=== Supplied data ===
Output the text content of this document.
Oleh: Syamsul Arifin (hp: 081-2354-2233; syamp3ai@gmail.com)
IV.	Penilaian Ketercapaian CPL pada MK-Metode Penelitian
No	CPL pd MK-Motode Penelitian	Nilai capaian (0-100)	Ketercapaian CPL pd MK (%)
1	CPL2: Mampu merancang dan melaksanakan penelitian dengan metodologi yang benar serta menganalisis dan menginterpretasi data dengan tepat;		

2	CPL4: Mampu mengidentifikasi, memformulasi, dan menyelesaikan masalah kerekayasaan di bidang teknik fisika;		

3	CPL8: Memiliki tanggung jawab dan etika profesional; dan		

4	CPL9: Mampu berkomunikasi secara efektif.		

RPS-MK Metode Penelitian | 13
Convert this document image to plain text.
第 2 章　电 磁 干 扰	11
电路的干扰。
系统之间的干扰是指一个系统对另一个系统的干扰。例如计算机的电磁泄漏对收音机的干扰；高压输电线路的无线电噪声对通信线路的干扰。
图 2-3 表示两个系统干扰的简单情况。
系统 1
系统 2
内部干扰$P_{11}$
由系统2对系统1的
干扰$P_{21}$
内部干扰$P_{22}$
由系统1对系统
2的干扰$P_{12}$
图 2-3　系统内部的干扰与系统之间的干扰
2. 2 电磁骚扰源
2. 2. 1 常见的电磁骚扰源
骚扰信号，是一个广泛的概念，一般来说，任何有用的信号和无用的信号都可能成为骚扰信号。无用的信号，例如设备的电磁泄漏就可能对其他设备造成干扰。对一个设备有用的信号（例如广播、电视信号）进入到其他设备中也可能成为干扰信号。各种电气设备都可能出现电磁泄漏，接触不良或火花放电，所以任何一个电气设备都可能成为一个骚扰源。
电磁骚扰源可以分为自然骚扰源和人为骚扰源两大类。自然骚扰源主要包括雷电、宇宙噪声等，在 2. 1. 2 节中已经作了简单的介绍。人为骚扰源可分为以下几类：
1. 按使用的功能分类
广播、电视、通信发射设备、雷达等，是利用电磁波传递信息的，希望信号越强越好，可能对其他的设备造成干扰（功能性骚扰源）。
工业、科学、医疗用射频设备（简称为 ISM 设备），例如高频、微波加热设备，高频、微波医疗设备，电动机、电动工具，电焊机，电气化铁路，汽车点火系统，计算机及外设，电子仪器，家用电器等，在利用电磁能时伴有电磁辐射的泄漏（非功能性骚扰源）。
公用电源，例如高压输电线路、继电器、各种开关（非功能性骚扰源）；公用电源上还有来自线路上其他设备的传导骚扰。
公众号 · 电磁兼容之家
===
What you will do >>
All of the lines above must be returned exactly.

Task output >>
Output the text content of this document.
Oleh: Syamsul Arifin (hp: 081-2354-2233; syamp3ai@gmail.com)
IV.	Penilaian Ketercapaian CPL pada MK-Metode Penelitian
No	CPL pd MK-Motode Penelitian	Nilai capaian (0-100)	Ketercapaian CPL pd MK (%)
1	CPL2: Mampu merancang dan melaksanakan penelitian dengan metodologi yang benar serta menganalisis dan menginterpretasi data dengan tepat;		

2	CPL4: Mampu mengidentifikasi, memformulasi, dan menyelesaikan masalah kerekayasaan di bidang teknik fisika;		

3	CPL8: Memiliki tanggung jawab dan etika profesional; dan		

4	CPL9: Mampu berkomunikasi secara efektif.		

RPS-MK Metode Penelitian | 13
Convert this document image to plain text.
第 2 章　电 磁 干 扰	11
电路的干扰。
系统之间的干扰是指一个系统对另一个系统的干扰。例如计算机的电磁泄漏对收音机的干扰；高压输电线路的无线电噪声对通信线路的干扰。
图 2-3 表示两个系统干扰的简单情况。
系统 1
系统 2
内部干扰$P_{11}$
由系统2对系统1的
干扰$P_{21}$
内部干扰$P_{22}$
由系统1对系统
2的干扰$P_{12}$
图 2-3　系统内部的干扰与系统之间的干扰
2. 2 电磁骚扰源
2. 2. 1 常见的电磁骚扰源
骚扰信号，是一个广泛的概念，一般来说，任何有用的信号和无用的信号都可能成为骚扰信号。无用的信号，例如设备的电磁泄漏就可能对其他设备造成干扰。对一个设备有用的信号（例如广播、电视信号）进入到其他设备中也可能成为干扰信号。各种电气设备都可能出现电磁泄漏，接触不良或火花放电，所以任何一个电气设备都可能成为一个骚扰源。
电磁骚扰源可以分为自然骚扰源和人为骚扰源两大类。自然骚扰源主要包括雷电、宇宙噪声等，在 2. 1. 2 节中已经作了简单的介绍。人为骚扰源可分为以下几类：
1. 按使用的功能分类
广播、电视、通信发射设备、雷达等，是利用电磁波传递信息的，希望信号越强越好，可能对其他的设备造成干扰（功能性骚扰源）。
工业、科学、医疗用射频设备（简称为 ISM 设备），例如高频、微波加热设备，高频、微波医疗设备，电动机、电动工具，电焊机，电气化铁路，汽车点火系统，计算机及外设，电子仪器，家用电器等，在利用电磁能时伴有电磁辐射的泄漏（非功能性骚扰源）。
公用电源，例如高压输电线路、继电器、各种开关（非功能性骚扰源）；公用电源上还有来自线路上其他设备的传导骚扰。
公众号 · 电磁兼容之家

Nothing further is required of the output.